Each line that holds the string "JSON" counts once; say how many such lines there are and add nothing.

(Figure dataset records)
——————————

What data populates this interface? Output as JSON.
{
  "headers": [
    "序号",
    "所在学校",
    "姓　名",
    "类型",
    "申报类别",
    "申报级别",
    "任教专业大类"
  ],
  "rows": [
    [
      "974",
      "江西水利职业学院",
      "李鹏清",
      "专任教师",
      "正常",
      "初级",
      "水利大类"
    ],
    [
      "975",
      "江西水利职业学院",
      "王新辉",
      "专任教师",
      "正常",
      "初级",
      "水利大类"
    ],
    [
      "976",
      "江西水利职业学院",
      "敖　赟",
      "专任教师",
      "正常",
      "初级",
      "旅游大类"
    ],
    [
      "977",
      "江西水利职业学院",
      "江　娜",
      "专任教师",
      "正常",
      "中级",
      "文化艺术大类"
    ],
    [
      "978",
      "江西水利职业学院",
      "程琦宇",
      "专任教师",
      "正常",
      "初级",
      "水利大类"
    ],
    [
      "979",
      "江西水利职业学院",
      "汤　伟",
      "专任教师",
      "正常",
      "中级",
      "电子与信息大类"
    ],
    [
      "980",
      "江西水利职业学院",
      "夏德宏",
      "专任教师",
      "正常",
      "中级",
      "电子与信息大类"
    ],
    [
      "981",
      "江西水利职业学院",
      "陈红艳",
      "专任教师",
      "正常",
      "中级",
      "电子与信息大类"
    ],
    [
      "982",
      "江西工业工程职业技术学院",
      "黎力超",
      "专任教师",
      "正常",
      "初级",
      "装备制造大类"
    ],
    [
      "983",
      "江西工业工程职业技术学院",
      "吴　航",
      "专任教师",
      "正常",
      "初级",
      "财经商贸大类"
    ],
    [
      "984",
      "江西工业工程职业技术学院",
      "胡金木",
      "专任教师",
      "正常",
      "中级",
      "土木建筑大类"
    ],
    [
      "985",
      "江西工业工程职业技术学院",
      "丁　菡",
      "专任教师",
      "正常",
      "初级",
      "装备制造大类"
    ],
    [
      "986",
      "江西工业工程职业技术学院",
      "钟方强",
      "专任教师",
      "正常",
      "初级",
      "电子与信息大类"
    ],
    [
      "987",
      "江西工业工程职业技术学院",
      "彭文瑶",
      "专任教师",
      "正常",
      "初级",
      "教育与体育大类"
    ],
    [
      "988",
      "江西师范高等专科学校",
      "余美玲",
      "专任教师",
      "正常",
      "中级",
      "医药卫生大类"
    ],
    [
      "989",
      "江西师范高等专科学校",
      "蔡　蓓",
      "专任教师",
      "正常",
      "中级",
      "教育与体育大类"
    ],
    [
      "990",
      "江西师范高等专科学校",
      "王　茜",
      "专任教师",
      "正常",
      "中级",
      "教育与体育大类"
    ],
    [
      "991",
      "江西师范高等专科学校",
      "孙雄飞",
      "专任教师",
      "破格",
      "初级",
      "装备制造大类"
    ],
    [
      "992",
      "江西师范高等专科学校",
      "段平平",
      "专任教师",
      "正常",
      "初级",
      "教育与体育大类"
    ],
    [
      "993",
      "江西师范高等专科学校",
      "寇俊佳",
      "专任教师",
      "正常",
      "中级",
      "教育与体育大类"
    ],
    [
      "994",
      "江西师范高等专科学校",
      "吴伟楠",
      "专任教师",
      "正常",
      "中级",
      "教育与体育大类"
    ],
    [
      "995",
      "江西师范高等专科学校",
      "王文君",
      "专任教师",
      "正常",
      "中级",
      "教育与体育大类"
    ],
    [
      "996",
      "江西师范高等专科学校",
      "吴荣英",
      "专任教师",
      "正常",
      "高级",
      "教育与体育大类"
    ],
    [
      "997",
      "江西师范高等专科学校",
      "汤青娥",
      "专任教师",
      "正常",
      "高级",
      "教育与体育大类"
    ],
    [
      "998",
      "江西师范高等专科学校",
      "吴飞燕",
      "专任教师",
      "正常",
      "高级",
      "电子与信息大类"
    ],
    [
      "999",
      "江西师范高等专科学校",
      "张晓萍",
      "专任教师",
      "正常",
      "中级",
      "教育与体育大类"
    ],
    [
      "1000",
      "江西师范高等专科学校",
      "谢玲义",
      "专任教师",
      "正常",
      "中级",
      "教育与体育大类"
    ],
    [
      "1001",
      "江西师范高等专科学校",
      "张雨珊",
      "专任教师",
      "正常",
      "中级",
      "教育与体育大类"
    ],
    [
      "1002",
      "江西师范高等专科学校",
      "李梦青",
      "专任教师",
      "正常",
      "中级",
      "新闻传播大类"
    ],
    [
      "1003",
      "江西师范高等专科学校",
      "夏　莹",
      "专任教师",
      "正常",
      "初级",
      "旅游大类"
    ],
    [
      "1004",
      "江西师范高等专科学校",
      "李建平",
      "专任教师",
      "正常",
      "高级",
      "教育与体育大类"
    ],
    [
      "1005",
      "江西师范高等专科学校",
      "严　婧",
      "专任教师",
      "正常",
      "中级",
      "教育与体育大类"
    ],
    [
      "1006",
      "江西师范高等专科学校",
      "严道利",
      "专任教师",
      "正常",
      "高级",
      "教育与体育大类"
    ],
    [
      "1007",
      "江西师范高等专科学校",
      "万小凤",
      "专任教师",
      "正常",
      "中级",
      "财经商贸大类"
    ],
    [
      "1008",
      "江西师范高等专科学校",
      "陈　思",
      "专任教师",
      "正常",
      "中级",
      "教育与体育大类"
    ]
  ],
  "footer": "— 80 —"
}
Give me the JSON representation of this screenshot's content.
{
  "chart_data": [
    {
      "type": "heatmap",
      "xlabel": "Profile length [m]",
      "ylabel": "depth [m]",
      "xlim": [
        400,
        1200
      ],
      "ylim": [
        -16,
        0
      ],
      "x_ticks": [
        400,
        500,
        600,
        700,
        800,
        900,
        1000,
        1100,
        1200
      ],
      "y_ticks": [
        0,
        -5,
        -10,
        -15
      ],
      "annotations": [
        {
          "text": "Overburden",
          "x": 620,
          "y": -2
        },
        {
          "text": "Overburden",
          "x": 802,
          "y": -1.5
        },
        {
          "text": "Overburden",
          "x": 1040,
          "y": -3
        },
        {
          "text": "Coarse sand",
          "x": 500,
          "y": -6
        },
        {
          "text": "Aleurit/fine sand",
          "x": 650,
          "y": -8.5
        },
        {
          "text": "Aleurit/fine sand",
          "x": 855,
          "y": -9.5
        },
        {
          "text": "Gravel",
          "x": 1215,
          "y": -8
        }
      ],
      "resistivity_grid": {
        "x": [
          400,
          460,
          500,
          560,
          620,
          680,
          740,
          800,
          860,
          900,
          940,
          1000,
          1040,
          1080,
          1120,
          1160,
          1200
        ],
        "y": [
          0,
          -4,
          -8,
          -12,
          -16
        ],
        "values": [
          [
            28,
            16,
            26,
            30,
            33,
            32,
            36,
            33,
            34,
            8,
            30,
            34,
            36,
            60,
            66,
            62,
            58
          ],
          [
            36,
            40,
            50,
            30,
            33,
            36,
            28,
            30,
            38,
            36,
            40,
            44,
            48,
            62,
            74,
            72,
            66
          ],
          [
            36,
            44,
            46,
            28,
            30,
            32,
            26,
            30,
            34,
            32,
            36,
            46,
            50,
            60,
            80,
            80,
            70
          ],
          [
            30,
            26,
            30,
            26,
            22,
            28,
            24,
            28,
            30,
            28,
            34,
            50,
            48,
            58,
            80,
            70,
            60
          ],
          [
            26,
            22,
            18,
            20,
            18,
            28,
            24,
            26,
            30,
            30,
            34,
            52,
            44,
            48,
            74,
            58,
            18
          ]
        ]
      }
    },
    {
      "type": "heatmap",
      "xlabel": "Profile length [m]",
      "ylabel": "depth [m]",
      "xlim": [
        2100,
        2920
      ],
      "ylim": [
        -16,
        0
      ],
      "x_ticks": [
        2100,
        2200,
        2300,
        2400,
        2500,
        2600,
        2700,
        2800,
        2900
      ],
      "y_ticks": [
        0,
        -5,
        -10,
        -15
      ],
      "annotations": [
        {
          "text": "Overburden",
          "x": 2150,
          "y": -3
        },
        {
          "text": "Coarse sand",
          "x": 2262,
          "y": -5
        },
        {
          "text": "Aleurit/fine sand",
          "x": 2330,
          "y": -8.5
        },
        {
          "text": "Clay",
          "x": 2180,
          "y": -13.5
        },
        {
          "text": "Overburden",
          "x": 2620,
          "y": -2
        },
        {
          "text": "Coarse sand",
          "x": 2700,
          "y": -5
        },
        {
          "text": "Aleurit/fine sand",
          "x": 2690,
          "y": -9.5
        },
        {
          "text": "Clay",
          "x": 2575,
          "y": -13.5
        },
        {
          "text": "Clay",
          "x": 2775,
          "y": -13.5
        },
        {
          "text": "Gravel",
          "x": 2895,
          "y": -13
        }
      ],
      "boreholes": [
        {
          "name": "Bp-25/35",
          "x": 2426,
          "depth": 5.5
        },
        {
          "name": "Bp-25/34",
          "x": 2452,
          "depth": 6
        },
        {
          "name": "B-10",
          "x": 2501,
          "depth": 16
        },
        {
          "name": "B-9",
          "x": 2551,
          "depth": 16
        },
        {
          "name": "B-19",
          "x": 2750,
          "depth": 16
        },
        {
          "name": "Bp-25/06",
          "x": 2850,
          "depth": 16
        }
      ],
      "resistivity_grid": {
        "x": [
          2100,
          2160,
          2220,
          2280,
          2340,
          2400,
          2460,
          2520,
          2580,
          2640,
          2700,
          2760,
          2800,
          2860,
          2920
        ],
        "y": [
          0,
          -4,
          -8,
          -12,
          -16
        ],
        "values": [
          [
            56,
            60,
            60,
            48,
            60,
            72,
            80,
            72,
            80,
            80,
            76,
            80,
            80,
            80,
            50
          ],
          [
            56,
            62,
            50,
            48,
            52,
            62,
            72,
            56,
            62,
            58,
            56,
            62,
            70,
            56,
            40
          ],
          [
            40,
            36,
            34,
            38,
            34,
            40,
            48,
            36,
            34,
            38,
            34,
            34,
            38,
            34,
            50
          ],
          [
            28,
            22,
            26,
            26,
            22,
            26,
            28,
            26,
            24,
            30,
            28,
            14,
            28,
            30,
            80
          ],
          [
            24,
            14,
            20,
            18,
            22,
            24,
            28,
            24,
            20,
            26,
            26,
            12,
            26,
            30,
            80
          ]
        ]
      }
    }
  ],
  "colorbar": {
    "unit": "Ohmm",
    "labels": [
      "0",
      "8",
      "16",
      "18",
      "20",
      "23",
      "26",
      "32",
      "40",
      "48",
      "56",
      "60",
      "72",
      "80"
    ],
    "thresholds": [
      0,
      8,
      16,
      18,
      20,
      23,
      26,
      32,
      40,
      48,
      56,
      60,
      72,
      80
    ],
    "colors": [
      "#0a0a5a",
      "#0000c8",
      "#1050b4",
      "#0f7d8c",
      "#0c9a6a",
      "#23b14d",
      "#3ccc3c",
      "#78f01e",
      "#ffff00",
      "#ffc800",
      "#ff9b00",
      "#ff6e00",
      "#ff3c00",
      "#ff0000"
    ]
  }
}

——————————

▶ [RESULT BELOW] 2